Work to complete
Copy the entries from the first line through the line containing "raster-cell xyxy=(987,207,993,214)", changing every "raster-cell" to "grid-cell" and leaving everything else as it is.

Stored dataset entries
·····

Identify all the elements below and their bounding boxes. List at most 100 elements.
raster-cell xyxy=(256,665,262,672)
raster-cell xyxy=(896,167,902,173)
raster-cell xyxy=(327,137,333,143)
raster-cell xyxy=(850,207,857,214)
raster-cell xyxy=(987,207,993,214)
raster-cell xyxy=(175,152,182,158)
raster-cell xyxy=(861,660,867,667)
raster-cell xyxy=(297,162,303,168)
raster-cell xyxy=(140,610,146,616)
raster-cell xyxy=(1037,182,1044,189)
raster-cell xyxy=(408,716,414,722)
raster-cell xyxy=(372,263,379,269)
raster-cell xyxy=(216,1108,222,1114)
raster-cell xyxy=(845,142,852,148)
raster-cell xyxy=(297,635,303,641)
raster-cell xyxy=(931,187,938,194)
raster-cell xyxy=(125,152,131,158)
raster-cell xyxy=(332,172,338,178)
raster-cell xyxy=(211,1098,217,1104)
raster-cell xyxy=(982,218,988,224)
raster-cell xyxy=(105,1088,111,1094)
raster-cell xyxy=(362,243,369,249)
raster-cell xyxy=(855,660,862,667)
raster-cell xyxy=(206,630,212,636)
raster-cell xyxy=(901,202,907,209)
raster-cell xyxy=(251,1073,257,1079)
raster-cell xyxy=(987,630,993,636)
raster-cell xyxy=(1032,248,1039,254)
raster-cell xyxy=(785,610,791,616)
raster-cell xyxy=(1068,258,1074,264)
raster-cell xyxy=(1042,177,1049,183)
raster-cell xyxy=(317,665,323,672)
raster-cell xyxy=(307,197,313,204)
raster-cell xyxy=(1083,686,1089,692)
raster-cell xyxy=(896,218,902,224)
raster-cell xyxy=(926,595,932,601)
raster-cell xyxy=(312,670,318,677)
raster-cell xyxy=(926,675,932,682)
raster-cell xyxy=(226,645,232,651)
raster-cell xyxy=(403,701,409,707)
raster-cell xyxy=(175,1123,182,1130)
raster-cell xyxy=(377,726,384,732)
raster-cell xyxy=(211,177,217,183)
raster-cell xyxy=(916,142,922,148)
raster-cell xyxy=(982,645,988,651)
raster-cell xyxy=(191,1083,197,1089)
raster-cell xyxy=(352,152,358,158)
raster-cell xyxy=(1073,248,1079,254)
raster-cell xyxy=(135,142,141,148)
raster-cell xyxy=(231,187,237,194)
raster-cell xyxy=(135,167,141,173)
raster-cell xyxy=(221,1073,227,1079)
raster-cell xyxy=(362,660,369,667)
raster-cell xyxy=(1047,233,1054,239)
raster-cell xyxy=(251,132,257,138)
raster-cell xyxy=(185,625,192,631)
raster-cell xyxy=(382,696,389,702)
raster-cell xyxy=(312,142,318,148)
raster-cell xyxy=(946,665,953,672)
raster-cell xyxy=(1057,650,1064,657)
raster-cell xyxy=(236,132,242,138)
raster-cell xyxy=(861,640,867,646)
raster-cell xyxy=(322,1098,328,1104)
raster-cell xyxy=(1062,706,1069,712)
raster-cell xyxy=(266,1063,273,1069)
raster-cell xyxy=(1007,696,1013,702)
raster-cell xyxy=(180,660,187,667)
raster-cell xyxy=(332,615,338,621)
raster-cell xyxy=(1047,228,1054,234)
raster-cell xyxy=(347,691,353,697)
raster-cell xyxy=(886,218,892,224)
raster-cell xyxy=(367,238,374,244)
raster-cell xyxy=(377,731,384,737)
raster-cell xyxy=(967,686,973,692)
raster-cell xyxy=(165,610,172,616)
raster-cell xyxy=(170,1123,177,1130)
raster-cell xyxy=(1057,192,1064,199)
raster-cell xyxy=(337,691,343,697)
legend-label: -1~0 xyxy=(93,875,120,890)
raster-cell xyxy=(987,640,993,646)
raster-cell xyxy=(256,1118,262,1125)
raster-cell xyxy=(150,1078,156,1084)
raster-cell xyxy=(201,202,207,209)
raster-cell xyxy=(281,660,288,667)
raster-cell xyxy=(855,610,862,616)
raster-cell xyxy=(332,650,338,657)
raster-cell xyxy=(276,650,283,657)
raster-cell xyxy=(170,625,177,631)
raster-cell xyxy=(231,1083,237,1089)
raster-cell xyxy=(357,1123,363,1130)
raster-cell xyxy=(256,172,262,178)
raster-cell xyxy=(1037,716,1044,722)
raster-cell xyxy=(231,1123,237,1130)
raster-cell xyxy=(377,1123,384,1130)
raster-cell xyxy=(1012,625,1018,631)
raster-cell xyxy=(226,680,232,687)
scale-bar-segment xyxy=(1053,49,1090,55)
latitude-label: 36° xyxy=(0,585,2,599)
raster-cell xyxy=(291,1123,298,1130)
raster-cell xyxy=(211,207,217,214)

·····

Solution for this exercise
Identify all the elements below and their bounding boxes. List at most 100 elements.
grid-cell xyxy=(256,665,262,672)
grid-cell xyxy=(896,167,902,173)
grid-cell xyxy=(327,137,333,143)
grid-cell xyxy=(850,207,857,214)
grid-cell xyxy=(987,207,993,214)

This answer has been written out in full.